- **Tarea 1**
Enumera todas las cantidades con unidad de medida o porcentaje que aparecen en el texto sobre los refrescos y la salud dental.
- **Tarea 2**
Prosigue el texto sobre los refrescos y la salud dental a partir de su última línea, con la misma voz y el mismo formato de lista.

- **Texto proporcionado**
¿LOS REFRESCOS PUEDEN BENEFICIAR SU SALUD DENTAL?

 

La verdad es que pueden representar un gran problema para la salud dental si se consumen habitualmente.

 

Recientemente en nuestra clínica, cada vez vemos más casos de pacientes con erosión de la capa protectora del diente llamada esmalte. Los refrescos carbonatados contienen ácido que erosiona el esmalte y cuando se erosiona, no vuelve a crecer. Así es que dejamos los dientes más expuestos y con mayor riesgo de desarrollar caries.

 

Veamos un ejemplo práctico

 

Una lata de refresco de 33 cl contiene alrededor de 30 ó 40 gramos de azúcar. Esto equivale a aproximadamente 6 cucharillas. ¿Te parece exagerado o pondrías la misma cantidad de azúcar en tu café o té?

Dicho esto, no es relevante el sabor o la marca del refresco que consumes. Sea cual sea, no solamente es malo para tu salud general, sino también para tus dientes.

 

¿Qué te aconsejamos?

 

Lo ideal sería cortar por lo sano y evitar el consumo completo de bebidas azucaradas y carbonatadas, pero sabemos que es difícil ya que todos disfrutamos de su sensación y sabor. Por ello te sugerimos una serie de consejos para que no tengas que reducir su consumo al 100%, pero puedas disminuir sus efectos perjudiciales desde hoy.

  • Limita el consumo a momentos especiales o solo a la hora de comer.

- **Datos proporcionados**
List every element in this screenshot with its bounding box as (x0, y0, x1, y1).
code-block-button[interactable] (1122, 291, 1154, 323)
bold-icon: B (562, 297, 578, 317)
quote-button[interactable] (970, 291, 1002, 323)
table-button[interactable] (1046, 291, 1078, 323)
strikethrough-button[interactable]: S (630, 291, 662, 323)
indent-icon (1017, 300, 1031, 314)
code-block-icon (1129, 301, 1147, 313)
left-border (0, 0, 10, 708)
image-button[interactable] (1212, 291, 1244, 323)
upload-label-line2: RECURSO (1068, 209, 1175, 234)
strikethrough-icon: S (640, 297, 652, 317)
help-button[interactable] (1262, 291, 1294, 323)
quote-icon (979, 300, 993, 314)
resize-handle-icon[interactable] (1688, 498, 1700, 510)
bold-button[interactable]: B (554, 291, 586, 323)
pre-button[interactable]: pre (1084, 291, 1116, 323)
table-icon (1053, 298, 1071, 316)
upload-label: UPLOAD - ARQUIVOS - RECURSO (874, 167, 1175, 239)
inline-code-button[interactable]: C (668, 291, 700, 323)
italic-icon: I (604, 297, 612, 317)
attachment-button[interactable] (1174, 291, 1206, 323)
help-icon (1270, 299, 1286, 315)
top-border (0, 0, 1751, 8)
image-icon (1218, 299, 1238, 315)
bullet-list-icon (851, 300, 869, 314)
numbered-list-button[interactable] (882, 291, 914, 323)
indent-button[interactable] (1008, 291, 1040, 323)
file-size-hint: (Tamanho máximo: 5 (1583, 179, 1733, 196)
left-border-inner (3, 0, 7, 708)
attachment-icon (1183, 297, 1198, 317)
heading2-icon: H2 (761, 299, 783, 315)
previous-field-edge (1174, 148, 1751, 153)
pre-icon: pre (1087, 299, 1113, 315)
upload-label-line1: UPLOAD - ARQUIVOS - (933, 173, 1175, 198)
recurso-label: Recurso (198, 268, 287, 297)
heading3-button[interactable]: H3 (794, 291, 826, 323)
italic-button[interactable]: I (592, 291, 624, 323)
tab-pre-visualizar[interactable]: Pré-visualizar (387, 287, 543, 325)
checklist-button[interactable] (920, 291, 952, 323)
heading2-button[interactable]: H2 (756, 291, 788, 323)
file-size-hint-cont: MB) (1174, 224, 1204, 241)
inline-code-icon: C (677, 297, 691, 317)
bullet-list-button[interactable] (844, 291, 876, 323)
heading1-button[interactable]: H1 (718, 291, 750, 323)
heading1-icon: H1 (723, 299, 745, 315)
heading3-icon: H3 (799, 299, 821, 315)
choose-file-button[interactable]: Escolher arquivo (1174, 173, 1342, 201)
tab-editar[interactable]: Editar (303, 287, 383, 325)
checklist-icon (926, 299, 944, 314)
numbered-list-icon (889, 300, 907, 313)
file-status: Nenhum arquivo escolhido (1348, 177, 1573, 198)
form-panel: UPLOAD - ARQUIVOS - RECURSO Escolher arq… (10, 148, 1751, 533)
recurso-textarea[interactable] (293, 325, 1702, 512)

- **Respuesta 1**
- 33 cl
- 30 ó 40 gramos de azúcar
- 6 cucharillas
- 100%

- **Respuesta 2**
Intenta que no sea un hábito diario

  •  Prueba bebidas más saludables

Ten a mano bebidas que contengan menos azúcar y ácidos como el agua, leche y jugo 100% de fruta. Motiva a tus hijos y círculo cercano a hacer lo mismo.

  • Cepillarte los dientes con pasta dentífrica que contenga flúor y usa un enjuague bucal después. 
  • Enjuaga con agua

Si no es posible cepillarte después de beber bebidas azucaradas y carbonatadas es recomendable que te enjuagues con agua para eliminar, al menos, parte de sus restos.

  • Sométete a un tratamiento profesional de fluoruro. 

En nuestra clínica podemos aplicarlo en forma de espuma o gel. Llevaremos a cabo una revisión de tu estado de salud bucodental. Y de esta manera, podremos destacar la existencia de algún problema o, en el caso de que exista, tratarlo en su fase inicial. Ya que en algunas ocasiones no nos enteramos de que tenemos una caries hasta que ésta se encuentra en una fase muy avanzada. Por eso, te recomendamos que acudas regularmente al odontólogo, al menos una vez al año.